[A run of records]
+ + + + +

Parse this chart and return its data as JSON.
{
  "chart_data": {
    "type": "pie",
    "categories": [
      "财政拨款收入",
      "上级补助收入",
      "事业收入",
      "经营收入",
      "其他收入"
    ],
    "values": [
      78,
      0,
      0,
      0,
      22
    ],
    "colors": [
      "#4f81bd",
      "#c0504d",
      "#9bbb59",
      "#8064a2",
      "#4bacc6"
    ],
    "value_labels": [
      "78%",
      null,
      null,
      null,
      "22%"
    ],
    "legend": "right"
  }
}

+ + + + +

Retype the records above exactly.

EXERCISE SOLUTION
Parse this chart and return its data as JSON.
{
  "chart_data": {
    "type": "pie",
    "categories": [
      "财政拨款收入",
      "上级补助收入",
      "事业收入",
      "经营收入",
      "其他收入"
    ],
    "values": [
      78,
      0,
      0,
      0,
      22
    ],
    "colors": [
      "#4f81bd",
      "#c0504d",
      "#9bbb59",
      "#8064a2",
      "#4bacc6"
    ],
    "value_labels": [
      "78%",
      null,
      null,
      null,
      "22%"
    ],
    "legend": "right"
  }
}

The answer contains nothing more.